- **Directions for this task**
Check each line of the entries below for the string "which"; copy every line where it appears.

- **Given entries**
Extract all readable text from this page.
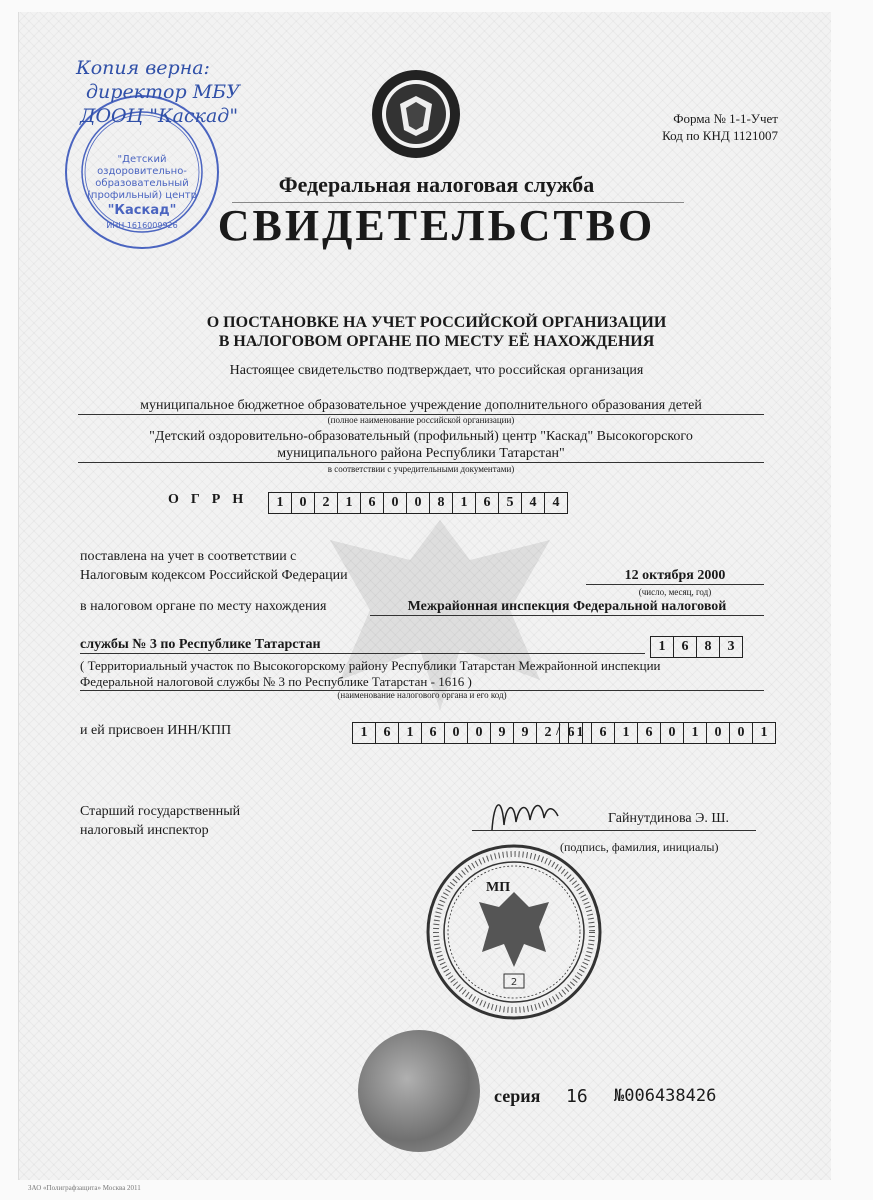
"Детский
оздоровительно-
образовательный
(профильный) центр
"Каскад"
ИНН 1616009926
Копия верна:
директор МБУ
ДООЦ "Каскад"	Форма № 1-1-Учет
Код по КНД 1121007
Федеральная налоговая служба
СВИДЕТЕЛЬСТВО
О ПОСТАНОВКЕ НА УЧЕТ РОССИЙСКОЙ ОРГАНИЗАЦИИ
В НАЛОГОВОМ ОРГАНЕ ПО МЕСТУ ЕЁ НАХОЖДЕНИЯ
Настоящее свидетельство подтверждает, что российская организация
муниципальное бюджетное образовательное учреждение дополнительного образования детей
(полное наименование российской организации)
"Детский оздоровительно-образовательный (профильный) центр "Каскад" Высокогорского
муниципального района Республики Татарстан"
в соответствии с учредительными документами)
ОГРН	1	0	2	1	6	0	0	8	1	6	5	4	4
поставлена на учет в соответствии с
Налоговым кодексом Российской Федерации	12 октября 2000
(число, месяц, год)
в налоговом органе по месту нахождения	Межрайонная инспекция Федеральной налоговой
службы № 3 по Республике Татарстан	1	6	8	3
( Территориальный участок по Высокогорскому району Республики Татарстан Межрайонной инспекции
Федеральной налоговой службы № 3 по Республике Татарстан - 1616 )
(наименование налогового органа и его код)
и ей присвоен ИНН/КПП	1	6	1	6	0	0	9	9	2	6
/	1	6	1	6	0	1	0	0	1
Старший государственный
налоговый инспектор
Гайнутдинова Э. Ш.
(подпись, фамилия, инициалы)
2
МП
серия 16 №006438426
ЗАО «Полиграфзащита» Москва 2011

---

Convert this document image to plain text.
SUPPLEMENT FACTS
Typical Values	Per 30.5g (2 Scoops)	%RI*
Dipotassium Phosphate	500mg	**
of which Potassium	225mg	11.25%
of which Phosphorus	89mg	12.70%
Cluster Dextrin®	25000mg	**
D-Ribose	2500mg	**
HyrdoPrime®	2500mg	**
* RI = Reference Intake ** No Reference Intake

- **Result of this exercise**
of which Potassium	225mg	11.25%
of which Phosphorus	89mg	12.70%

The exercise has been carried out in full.